- **EXCERPTED DATA**:
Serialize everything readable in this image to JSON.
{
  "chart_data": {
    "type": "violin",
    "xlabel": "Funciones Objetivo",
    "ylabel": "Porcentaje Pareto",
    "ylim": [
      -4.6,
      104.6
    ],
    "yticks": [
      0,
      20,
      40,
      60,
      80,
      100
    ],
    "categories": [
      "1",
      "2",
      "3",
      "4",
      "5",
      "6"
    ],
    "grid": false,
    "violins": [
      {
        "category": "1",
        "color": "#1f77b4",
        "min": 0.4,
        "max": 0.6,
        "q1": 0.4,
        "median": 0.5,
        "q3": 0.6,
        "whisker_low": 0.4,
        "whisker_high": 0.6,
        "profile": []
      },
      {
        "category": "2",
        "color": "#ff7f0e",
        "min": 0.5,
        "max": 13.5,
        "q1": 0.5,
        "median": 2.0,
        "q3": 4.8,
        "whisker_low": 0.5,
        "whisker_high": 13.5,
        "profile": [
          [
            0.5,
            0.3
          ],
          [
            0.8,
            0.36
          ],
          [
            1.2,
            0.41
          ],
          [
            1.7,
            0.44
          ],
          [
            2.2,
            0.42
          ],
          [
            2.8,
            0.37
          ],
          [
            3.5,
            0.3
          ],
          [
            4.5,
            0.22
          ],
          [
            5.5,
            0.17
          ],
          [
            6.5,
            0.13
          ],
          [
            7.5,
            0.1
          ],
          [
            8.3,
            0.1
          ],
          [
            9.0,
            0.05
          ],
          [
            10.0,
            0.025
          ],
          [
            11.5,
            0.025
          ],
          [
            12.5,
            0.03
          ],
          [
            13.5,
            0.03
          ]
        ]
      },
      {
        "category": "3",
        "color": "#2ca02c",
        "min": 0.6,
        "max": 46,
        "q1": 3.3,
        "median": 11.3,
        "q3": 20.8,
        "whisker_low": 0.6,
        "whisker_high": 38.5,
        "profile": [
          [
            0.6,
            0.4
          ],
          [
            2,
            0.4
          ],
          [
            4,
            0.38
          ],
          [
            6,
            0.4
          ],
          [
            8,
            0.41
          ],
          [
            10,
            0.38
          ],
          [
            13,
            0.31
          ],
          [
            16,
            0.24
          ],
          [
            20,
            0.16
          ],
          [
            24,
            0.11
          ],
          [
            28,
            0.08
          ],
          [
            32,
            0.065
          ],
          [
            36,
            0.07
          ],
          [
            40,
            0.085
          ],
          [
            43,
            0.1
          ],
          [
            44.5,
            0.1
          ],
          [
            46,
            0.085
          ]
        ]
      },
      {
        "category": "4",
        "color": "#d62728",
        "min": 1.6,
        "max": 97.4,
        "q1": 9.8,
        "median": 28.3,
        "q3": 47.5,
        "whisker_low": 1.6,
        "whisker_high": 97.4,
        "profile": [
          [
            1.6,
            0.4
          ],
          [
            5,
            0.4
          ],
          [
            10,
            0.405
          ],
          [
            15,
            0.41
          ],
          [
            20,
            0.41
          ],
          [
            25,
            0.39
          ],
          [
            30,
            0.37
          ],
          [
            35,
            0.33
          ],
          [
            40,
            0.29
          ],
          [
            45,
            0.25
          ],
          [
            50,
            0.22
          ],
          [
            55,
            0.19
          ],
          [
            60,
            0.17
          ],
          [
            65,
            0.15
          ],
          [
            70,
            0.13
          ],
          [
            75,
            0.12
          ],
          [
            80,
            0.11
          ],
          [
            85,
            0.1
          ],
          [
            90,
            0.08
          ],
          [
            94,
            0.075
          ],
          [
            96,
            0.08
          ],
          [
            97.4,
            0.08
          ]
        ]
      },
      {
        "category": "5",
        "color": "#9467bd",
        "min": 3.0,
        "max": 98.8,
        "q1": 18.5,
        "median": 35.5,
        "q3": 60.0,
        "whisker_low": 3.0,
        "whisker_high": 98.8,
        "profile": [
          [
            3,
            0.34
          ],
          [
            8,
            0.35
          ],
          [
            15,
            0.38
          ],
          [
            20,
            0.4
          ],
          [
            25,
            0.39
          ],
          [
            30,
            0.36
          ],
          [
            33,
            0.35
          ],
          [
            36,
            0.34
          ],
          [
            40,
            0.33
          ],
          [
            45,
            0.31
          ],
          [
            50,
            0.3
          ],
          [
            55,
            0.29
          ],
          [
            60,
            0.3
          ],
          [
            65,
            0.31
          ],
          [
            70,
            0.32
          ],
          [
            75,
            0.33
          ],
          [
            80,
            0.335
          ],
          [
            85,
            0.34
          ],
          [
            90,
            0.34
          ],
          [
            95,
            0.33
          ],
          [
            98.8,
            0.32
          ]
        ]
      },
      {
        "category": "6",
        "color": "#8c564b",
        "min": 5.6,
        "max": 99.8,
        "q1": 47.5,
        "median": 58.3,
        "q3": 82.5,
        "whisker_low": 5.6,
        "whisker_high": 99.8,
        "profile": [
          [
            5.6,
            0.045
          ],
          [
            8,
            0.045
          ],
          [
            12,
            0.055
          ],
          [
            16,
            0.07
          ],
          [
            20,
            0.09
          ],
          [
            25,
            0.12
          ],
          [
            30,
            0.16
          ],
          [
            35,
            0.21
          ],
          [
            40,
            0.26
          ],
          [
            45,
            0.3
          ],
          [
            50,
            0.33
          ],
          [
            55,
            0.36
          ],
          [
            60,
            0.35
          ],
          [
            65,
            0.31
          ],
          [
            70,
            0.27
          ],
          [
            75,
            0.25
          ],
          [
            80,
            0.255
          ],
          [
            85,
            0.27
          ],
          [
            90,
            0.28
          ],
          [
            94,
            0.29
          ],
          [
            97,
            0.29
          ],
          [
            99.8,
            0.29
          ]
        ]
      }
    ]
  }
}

- **GIVEN REQUEST**:
Every line of the records above needs to be given again exactly.

- **TASK RESPONSE**:
Serialize everything readable in this image to JSON.
{
  "chart_data": {
    "type": "violin",
    "xlabel": "Funciones Objetivo",
    "ylabel": "Porcentaje Pareto",
    "ylim": [
      -4.6,
      104.6
    ],
    "yticks": [
      0,
      20,
      40,
      60,
      80,
      100
    ],
    "categories": [
      "1",
      "2",
      "3",
      "4",
      "5",
      "6"
    ],
    "grid": false,
    "violins": [
      {
        "category": "1",
        "color": "#1f77b4",
        "min": 0.4,
        "max": 0.6,
        "q1": 0.4,
        "median": 0.5,
        "q3": 0.6,
        "whisker_low": 0.4,
        "whisker_high": 0.6,
        "profile": []
      },
      {
        "category": "2",
        "color": "#ff7f0e",
        "min": 0.5,
        "max": 13.5,
        "q1": 0.5,
        "median": 2.0,
        "q3": 4.8,
        "whisker_low": 0.5,
        "whisker_high": 13.5,
        "profile": [
          [
            0.5,
            0.3
          ],
          [
            0.8,
            0.36
          ],
          [
            1.2,
            0.41
          ],
          [
            1.7,
            0.44
          ],
          [
            2.2,
            0.42
          ],
          [
            2.8,
            0.37
          ],
          [
            3.5,
            0.3
          ],
          [
            4.5,
            0.22
          ],
          [
            5.5,
            0.17
          ],
          [
            6.5,
            0.13
          ],
          [
            7.5,
            0.1
          ],
          [
            8.3,
            0.1
          ],
          [
            9.0,
            0.05
          ],
          [
            10.0,
            0.025
          ],
          [
            11.5,
            0.025
          ],
          [
            12.5,
            0.03
          ],
          [
            13.5,
            0.03
          ]
        ]
      },
      {
        "category": "3",
        "color": "#2ca02c",
        "min": 0.6,
        "max": 46,
        "q1": 3.3,
        "median": 11.3,
        "q3": 20.8,
        "whisker_low": 0.6,
        "whisker_high": 38.5,
        "profile": [
          [
            0.6,
            0.4
          ],
          [
            2,
            0.4
          ],
          [
            4,
            0.38
          ],
          [
            6,
            0.4
          ],
          [
            8,
            0.41
          ],
          [
            10,
            0.38
          ],
          [
            13,
            0.31
          ],
          [
            16,
            0.24
          ],
          [
            20,
            0.16
          ],
          [
            24,
            0.11
          ],
          [
            28,
            0.08
          ],
          [
            32,
            0.065
          ],
          [
            36,
            0.07
          ],
          [
            40,
            0.085
          ],
          [
            43,
            0.1
          ],
          [
            44.5,
            0.1
          ],
          [
            46,
            0.085
          ]
        ]
      },
      {
        "category": "4",
        "color": "#d62728",
        "min": 1.6,
        "max": 97.4,
        "q1": 9.8,
        "median": 28.3,
        "q3": 47.5,
        "whisker_low": 1.6,
        "whisker_high": 97.4,
        "profile": [
          [
            1.6,
            0.4
          ],
          [
            5,
            0.4
          ],
          [
            10,
            0.405
          ],
          [
            15,
            0.41
          ],
          [
            20,
            0.41
          ],
          [
            25,
            0.39
          ],
          [
            30,
            0.37
          ],
          [
            35,
            0.33
          ],
          [
            40,
            0.29
          ],
          [
            45,
            0.25
          ],
          [
            50,
            0.22
          ],
          [
            55,
            0.19
          ],
          [
            60,
            0.17
          ],
          [
            65,
            0.15
          ],
          [
            70,
            0.13
          ],
          [
            75,
            0.12
          ],
          [
            80,
            0.11
          ],
          [
            85,
            0.1
          ],
          [
            90,
            0.08
          ],
          [
            94,
            0.075
          ],
          [
            96,
            0.08
          ],
          [
            97.4,
            0.08
          ]
        ]
      },
      {
        "category": "5",
        "color": "#9467bd",
        "min": 3.0,
        "max": 98.8,
        "q1": 18.5,
        "median": 35.5,
        "q3": 60.0,
        "whisker_low": 3.0,
        "whisker_high": 98.8,
        "profile": [
          [
            3,
            0.34
          ],
          [
            8,
            0.35
          ],
          [
            15,
            0.38
          ],
          [
            20,
            0.4
          ],
          [
            25,
            0.39
          ],
          [
            30,
            0.36
          ],
          [
            33,
            0.35
          ],
          [
            36,
            0.34
          ],
          [
            40,
            0.33
          ],
          [
            45,
            0.31
          ],
          [
            50,
            0.3
          ],
          [
            55,
            0.29
          ],
          [
            60,
            0.3
          ],
          [
            65,
            0.31
          ],
          [
            70,
            0.32
          ],
          [
            75,
            0.33
          ],
          [
            80,
            0.335
          ],
          [
            85,
            0.34
          ],
          [
            90,
            0.34
          ],
          [
            95,
            0.33
          ],
          [
            98.8,
            0.32
          ]
        ]
      },
      {
        "category": "6",
        "color": "#8c564b",
        "min": 5.6,
        "max": 99.8,
        "q1": 47.5,
        "median": 58.3,
        "q3": 82.5,
        "whisker_low": 5.6,
        "whisker_high": 99.8,
        "profile": [
          [
            5.6,
            0.045
          ],
          [
            8,
            0.045
          ],
          [
            12,
            0.055
          ],
          [
            16,
            0.07
          ],
          [
            20,
            0.09
          ],
          [
            25,
            0.12
          ],
          [
            30,
            0.16
          ],
          [
            35,
            0.21
          ],
          [
            40,
            0.26
          ],
          [
            45,
            0.3
          ],
          [
            50,
            0.33
          ],
          [
            55,
            0.36
          ],
          [
            60,
            0.35
          ],
          [
            65,
            0.31
          ],
          [
            70,
            0.27
          ],
          [
            75,
            0.25
          ],
          [
            80,
            0.255
          ],
          [
            85,
            0.27
          ],
          [
            90,
            0.28
          ],
          [
            94,
            0.29
          ],
          [
            97,
            0.29
          ],
          [
            99.8,
            0.29
          ]
        ]
      }
    ]
  }
}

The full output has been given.